» Task prompt
In the entries that follow, count each line containing "муниципальных" and state the total, nothing more.

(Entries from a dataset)
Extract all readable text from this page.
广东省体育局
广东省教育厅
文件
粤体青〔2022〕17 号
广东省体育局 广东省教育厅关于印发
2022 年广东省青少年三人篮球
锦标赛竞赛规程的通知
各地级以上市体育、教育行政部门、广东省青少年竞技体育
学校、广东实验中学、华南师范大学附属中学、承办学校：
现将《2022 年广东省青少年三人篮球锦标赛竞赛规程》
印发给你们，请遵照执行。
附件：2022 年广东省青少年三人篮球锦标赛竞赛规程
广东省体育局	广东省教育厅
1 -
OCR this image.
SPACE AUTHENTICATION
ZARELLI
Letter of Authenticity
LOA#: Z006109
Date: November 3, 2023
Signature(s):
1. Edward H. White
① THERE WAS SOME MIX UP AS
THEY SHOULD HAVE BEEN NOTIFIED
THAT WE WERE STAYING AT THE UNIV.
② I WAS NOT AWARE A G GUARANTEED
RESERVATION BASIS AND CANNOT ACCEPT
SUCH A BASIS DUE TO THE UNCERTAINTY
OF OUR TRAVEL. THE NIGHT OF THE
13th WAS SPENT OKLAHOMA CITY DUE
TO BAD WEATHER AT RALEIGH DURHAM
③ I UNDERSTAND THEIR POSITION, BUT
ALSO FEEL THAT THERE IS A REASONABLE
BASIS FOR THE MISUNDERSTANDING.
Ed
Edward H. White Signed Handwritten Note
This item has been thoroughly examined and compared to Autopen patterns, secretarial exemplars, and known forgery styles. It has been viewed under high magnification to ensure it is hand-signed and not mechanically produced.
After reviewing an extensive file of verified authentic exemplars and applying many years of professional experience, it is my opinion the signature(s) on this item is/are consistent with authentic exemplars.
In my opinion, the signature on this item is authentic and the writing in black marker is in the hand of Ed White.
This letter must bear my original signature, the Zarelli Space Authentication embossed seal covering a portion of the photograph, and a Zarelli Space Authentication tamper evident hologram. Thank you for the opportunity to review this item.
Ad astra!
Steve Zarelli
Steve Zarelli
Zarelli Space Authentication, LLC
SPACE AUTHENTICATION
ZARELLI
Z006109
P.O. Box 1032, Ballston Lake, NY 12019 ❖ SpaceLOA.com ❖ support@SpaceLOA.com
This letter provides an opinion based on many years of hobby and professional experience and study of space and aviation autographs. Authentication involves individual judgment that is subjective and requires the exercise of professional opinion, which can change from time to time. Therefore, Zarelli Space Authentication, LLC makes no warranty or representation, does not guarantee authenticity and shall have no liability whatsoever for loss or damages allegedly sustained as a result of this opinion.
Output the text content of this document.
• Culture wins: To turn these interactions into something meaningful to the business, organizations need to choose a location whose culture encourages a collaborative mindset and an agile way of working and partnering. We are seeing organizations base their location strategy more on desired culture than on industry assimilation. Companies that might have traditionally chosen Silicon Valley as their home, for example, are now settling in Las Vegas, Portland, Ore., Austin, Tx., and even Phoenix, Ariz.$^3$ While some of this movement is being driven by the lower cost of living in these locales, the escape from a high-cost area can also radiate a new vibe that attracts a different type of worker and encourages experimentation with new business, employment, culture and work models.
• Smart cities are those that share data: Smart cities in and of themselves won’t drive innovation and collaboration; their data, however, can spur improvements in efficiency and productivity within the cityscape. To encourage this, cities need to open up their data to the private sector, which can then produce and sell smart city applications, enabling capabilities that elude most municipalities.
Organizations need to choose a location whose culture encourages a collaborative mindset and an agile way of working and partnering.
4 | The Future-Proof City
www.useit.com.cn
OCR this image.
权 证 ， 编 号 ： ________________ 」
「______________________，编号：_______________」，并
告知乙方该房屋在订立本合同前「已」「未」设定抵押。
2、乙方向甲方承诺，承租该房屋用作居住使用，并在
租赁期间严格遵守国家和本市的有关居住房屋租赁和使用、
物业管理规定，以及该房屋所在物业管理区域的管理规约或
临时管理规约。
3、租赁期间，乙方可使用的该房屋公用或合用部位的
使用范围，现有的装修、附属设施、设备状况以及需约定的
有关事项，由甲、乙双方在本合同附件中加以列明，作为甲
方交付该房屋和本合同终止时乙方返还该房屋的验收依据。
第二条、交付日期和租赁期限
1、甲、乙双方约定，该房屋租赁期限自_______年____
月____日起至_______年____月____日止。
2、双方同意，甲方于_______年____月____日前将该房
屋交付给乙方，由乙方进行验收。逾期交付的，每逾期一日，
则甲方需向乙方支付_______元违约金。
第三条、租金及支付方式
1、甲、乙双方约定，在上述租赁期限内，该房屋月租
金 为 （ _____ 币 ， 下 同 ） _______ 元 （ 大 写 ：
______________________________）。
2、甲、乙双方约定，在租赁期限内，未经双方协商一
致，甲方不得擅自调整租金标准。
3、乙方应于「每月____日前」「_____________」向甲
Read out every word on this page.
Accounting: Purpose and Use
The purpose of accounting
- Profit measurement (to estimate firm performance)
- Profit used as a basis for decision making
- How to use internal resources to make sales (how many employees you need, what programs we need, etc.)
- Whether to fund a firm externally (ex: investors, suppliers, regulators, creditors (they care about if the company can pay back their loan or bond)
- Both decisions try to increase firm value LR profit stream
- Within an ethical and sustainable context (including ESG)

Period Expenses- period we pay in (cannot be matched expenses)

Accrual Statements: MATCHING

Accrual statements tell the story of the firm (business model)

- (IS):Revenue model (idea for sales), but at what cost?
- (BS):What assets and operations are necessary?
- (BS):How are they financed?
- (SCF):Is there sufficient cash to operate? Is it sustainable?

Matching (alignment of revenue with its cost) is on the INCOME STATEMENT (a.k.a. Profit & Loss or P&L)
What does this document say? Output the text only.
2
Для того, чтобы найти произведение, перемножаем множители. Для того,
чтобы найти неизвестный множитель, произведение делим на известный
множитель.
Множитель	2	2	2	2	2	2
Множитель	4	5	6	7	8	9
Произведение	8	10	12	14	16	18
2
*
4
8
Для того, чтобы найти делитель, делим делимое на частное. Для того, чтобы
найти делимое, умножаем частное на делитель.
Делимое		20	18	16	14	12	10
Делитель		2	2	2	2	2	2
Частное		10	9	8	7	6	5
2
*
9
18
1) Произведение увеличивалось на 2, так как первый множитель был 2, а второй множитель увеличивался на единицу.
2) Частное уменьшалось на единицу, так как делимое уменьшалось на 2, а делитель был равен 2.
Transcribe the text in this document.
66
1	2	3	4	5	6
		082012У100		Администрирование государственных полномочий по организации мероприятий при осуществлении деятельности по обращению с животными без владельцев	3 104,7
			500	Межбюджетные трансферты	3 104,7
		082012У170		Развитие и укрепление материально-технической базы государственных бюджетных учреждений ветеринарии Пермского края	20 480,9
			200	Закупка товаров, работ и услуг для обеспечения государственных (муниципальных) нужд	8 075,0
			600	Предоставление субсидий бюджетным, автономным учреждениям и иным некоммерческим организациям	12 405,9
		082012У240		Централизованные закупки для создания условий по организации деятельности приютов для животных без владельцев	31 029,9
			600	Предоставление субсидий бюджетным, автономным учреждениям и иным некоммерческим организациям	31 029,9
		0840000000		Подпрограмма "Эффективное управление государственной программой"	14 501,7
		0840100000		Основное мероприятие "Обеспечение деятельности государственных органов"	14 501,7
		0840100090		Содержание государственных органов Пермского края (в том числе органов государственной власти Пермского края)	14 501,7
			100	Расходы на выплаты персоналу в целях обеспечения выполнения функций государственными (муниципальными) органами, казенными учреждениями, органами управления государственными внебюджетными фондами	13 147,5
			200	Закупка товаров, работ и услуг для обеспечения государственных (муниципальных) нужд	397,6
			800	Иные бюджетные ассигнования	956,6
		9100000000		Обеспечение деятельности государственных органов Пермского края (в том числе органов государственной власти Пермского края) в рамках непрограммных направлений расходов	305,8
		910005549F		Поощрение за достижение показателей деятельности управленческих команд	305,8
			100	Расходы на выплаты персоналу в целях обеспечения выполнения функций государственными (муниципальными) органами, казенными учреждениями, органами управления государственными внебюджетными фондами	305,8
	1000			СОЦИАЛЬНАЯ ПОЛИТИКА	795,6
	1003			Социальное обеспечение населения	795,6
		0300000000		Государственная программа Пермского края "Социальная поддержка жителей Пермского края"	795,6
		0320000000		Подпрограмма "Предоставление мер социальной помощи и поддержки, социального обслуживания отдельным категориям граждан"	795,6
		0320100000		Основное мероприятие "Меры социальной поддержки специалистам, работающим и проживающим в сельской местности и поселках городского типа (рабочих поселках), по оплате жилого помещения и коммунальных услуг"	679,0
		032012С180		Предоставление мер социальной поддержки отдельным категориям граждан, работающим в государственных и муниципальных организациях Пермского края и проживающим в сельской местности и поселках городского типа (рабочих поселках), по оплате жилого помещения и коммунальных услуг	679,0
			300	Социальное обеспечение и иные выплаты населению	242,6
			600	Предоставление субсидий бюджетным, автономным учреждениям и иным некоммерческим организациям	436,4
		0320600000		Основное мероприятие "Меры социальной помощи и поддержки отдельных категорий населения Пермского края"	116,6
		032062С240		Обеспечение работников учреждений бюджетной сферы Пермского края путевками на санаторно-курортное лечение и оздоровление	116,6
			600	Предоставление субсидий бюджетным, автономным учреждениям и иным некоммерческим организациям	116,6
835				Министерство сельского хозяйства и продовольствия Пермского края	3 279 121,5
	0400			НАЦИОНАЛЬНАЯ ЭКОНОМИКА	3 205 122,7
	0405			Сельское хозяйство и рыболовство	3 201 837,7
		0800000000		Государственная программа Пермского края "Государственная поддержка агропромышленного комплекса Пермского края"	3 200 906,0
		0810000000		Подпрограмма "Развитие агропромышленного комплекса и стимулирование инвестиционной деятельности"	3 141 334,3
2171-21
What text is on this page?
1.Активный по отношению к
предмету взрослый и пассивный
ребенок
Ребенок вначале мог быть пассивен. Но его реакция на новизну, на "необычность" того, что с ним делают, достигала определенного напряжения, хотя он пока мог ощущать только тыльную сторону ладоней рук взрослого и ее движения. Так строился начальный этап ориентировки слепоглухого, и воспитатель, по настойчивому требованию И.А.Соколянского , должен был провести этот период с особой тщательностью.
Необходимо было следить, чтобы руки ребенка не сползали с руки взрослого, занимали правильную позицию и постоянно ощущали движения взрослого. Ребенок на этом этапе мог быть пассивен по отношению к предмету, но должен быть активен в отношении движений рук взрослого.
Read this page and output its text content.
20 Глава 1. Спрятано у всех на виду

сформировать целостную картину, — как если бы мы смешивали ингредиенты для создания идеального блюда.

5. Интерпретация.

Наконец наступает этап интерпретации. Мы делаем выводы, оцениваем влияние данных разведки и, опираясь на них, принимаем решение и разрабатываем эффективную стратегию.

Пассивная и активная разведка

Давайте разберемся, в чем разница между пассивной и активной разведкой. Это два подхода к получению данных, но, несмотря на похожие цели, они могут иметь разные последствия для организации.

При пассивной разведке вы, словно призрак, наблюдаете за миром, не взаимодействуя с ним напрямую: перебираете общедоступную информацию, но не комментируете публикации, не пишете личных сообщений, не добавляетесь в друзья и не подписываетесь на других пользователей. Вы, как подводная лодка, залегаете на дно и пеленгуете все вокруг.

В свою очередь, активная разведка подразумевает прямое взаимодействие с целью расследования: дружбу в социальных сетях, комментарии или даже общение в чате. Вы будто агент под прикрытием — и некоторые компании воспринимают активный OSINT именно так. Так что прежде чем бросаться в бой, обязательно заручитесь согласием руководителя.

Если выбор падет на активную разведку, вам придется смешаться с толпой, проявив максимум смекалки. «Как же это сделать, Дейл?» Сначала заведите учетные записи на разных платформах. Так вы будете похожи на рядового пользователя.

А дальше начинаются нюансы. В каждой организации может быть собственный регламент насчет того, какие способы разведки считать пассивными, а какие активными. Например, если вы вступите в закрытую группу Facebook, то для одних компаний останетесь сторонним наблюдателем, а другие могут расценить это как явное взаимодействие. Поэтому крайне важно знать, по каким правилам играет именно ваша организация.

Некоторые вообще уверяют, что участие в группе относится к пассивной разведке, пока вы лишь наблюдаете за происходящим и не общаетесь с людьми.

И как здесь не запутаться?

» Complete answer
3